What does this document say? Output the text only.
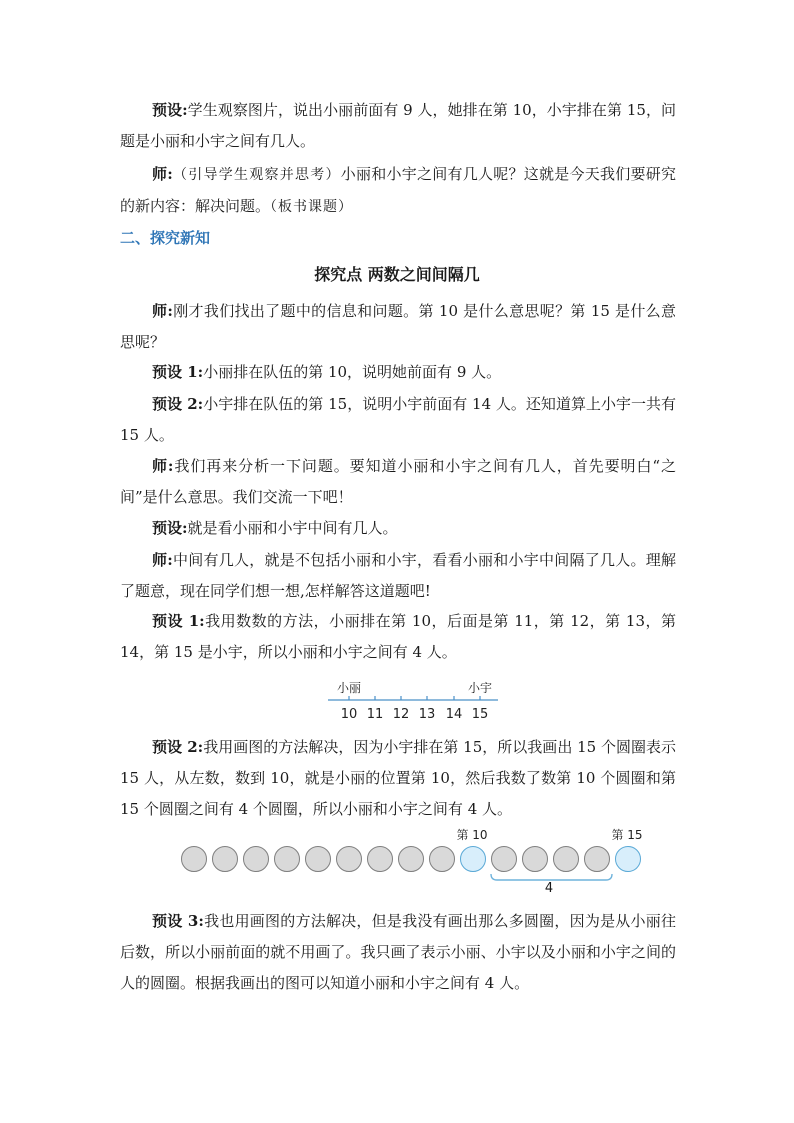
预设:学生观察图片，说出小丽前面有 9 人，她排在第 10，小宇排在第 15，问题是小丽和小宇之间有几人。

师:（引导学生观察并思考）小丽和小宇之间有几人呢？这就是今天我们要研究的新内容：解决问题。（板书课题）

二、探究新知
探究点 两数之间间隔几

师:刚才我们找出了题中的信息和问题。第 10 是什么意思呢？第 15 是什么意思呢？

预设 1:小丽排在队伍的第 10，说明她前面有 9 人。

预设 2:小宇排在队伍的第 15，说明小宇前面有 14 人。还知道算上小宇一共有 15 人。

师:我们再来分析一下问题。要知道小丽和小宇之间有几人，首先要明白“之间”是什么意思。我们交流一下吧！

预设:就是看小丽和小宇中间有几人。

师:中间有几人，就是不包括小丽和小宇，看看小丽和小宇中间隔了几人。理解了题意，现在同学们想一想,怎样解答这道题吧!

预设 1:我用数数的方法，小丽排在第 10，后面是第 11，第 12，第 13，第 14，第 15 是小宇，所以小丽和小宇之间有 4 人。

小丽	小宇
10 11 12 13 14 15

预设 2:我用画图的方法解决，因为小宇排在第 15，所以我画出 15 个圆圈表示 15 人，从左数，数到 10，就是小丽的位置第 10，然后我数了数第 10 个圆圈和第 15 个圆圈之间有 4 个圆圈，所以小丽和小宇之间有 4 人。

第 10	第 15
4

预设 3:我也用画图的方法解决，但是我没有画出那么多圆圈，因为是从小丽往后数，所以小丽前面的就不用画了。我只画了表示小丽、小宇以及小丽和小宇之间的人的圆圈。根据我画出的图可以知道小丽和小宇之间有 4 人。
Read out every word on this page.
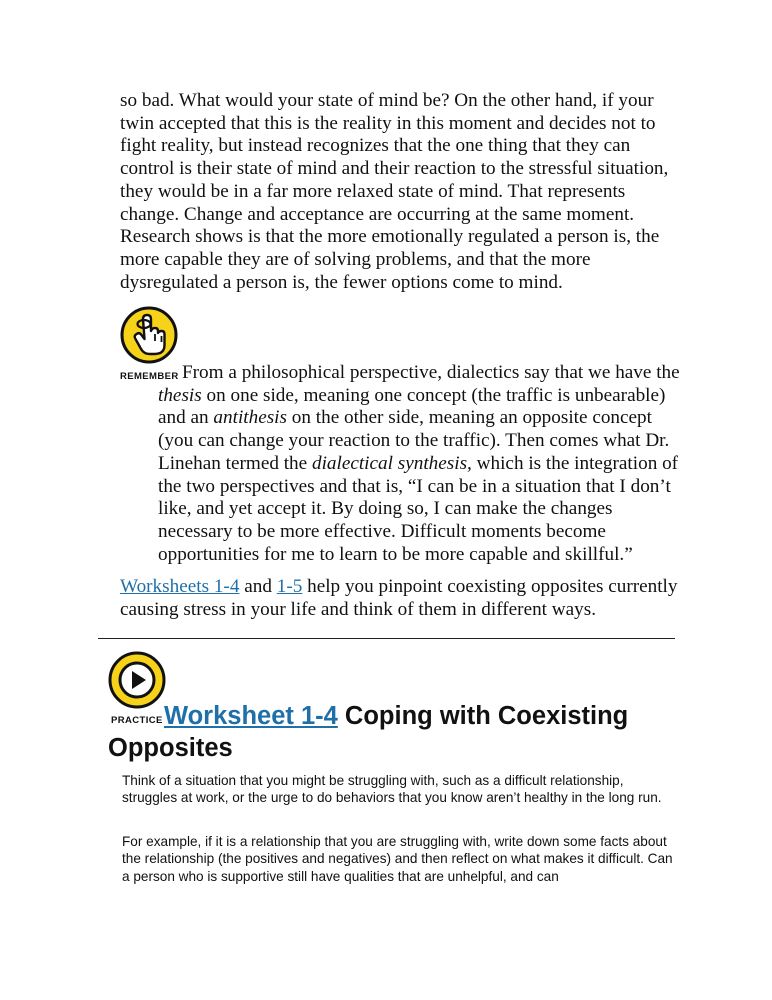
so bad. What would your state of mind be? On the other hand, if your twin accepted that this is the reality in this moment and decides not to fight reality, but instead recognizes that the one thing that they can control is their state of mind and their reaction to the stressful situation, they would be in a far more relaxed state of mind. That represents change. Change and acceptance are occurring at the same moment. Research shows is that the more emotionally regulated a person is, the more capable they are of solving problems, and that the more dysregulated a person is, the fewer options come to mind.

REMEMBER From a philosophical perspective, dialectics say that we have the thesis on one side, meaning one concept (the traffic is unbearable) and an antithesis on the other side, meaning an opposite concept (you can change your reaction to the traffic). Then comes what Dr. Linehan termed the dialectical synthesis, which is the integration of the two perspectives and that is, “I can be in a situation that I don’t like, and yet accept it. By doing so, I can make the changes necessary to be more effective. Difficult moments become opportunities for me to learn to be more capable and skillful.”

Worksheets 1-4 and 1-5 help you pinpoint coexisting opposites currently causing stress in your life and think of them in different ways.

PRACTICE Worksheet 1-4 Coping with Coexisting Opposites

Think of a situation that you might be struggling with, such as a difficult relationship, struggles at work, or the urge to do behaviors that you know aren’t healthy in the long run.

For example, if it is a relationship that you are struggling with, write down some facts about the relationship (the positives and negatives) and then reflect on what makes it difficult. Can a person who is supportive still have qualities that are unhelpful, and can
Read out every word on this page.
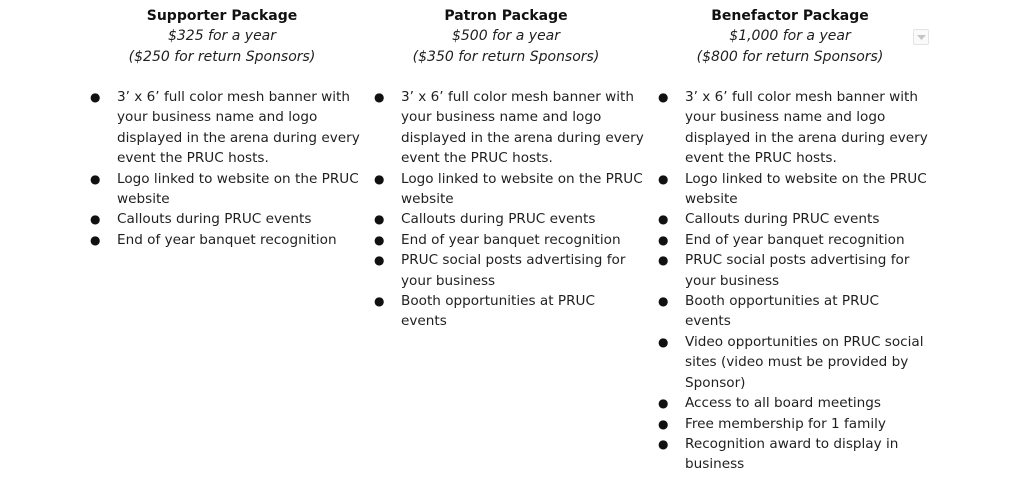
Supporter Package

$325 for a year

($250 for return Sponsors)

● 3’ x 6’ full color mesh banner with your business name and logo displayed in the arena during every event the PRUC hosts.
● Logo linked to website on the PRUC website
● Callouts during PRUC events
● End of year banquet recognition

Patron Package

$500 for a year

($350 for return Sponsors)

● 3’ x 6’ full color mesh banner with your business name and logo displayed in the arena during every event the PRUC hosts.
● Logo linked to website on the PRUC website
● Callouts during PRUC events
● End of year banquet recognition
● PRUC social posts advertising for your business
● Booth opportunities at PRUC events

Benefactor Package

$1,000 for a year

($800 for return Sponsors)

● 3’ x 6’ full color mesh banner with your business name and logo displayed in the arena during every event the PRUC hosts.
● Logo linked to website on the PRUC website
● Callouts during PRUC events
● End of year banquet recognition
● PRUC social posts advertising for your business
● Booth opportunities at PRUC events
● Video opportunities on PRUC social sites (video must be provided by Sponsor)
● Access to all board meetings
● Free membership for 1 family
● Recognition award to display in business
════
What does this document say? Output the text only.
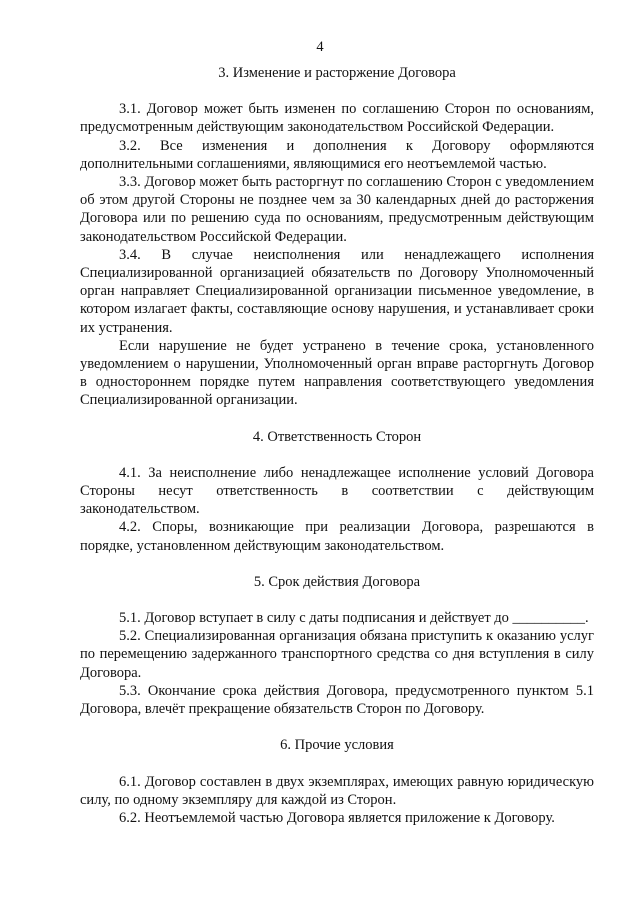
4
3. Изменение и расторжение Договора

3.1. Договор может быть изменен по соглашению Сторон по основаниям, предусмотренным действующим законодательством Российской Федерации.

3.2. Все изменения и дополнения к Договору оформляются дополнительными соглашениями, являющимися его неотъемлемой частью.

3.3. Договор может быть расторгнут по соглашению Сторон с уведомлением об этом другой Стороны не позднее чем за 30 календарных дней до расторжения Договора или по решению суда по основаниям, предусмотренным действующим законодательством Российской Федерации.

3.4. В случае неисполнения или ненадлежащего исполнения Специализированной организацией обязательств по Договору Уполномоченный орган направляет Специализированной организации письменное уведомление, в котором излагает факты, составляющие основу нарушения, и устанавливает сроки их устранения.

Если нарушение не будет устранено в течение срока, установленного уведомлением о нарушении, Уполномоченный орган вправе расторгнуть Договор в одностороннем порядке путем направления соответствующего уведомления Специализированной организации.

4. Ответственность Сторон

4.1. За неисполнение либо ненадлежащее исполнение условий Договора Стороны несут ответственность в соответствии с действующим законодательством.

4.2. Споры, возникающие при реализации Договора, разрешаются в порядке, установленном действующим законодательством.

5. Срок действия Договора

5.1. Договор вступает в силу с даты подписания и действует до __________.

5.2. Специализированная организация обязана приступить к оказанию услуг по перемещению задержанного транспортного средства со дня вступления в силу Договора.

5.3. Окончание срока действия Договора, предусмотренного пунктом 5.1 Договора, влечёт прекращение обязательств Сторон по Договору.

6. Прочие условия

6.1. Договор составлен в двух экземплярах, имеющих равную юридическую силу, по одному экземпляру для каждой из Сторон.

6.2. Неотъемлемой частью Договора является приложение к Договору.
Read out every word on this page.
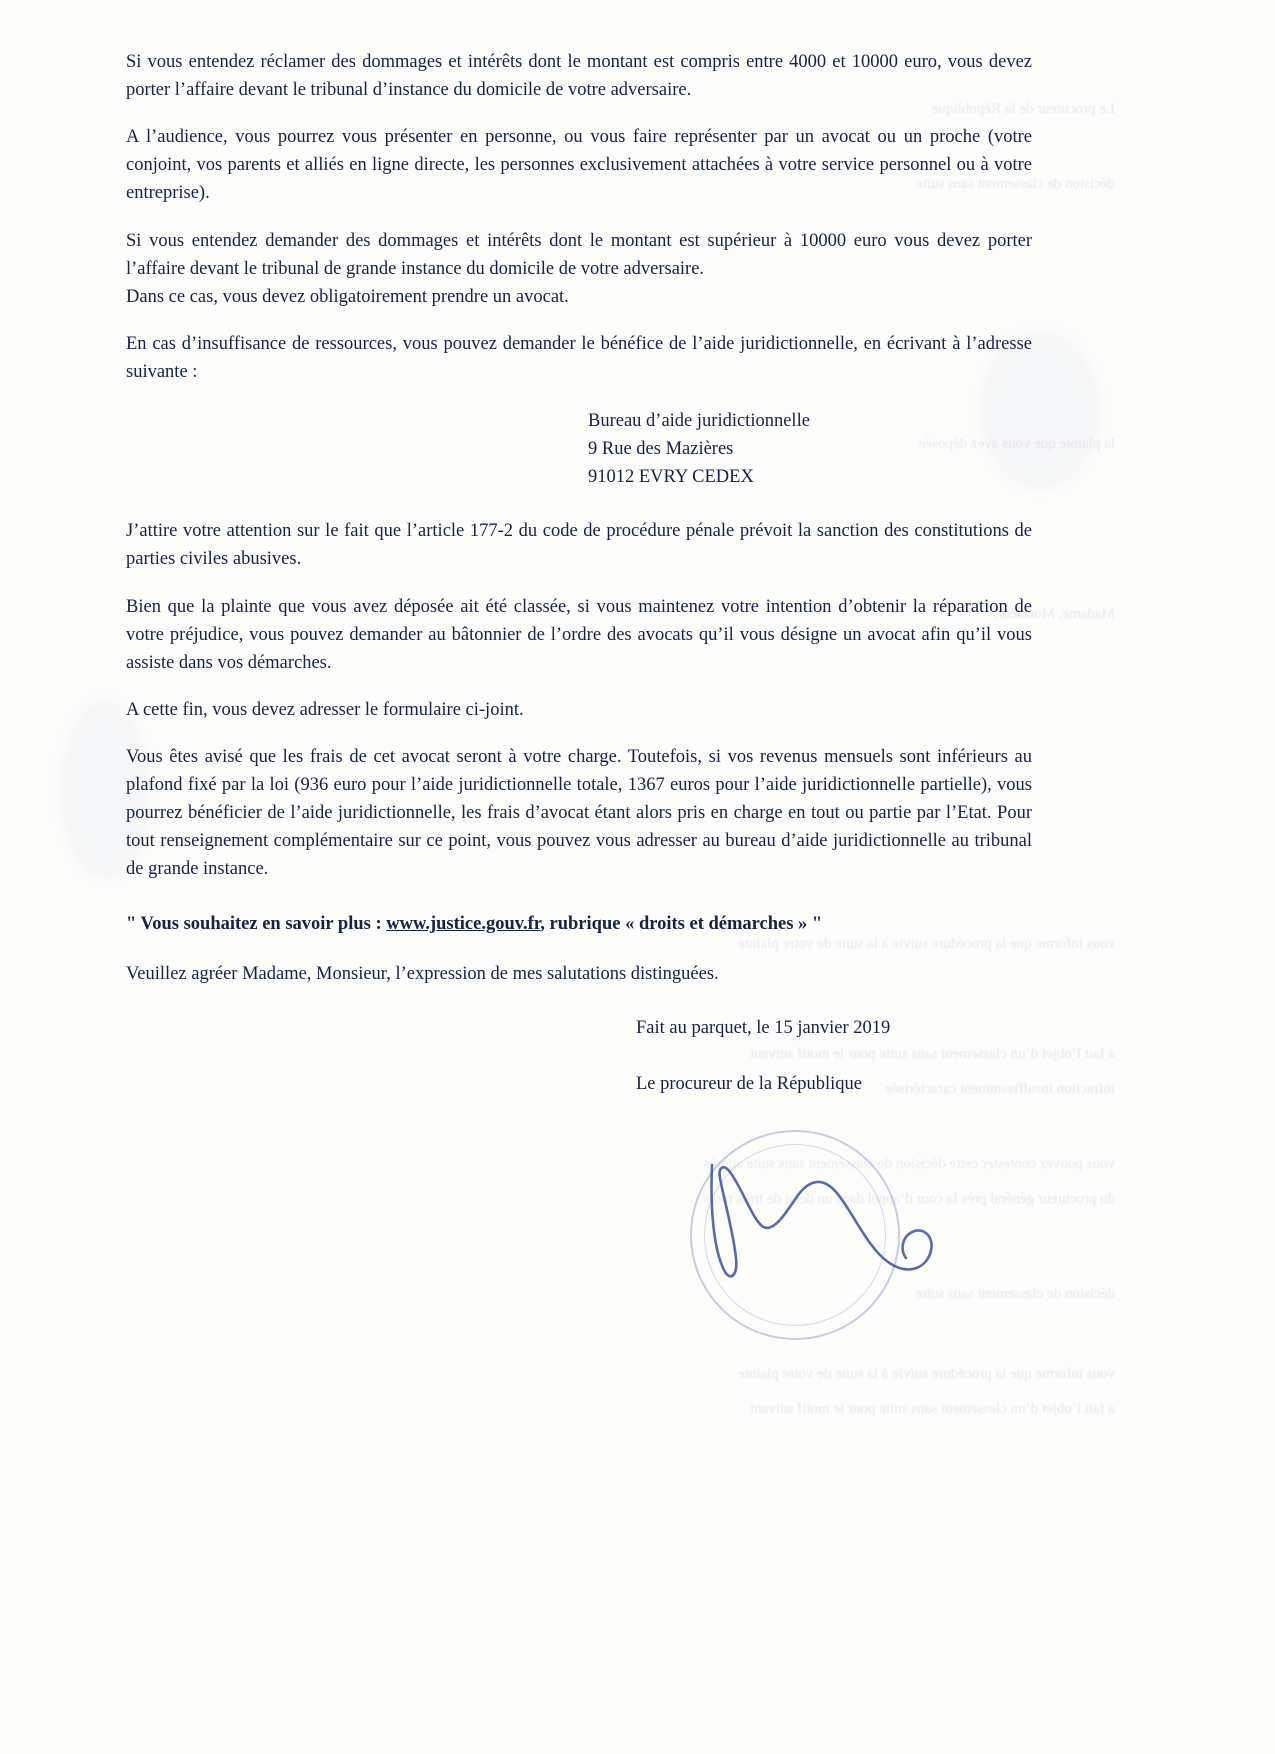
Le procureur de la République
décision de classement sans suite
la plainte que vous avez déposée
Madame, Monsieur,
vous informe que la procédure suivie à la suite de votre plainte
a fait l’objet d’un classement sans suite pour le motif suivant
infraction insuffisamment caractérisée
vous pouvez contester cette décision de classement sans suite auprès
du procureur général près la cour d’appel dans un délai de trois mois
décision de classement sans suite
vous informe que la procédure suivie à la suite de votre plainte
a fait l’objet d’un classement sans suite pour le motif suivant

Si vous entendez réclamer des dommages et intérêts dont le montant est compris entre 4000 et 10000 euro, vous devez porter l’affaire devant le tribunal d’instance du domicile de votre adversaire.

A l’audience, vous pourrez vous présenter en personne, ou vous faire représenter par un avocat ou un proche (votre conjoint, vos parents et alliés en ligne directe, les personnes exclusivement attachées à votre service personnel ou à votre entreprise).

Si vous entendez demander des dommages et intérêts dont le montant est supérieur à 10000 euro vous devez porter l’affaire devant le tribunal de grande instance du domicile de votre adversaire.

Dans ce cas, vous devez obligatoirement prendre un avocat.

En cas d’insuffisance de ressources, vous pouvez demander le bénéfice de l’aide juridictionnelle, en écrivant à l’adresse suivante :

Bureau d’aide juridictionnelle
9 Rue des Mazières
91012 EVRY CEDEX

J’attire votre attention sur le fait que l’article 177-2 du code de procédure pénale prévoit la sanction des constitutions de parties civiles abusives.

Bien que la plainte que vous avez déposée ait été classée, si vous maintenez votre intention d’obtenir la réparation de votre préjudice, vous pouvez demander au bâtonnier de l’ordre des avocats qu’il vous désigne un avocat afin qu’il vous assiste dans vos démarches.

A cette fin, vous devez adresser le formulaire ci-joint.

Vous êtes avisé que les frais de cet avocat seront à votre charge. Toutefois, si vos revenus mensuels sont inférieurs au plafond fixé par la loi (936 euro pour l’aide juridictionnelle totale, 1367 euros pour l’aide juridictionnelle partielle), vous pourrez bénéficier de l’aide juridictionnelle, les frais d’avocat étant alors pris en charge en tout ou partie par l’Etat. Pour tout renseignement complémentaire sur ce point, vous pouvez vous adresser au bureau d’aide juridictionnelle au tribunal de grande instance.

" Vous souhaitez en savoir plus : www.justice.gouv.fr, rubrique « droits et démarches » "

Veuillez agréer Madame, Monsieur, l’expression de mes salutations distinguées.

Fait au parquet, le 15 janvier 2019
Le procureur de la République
════
● WHAT YOU WILL DO: Going through the entries above, report how many lines include the string "所以小丽和小宇之间有". The number alone is the answer.

● EXERCISE ANSWER: 2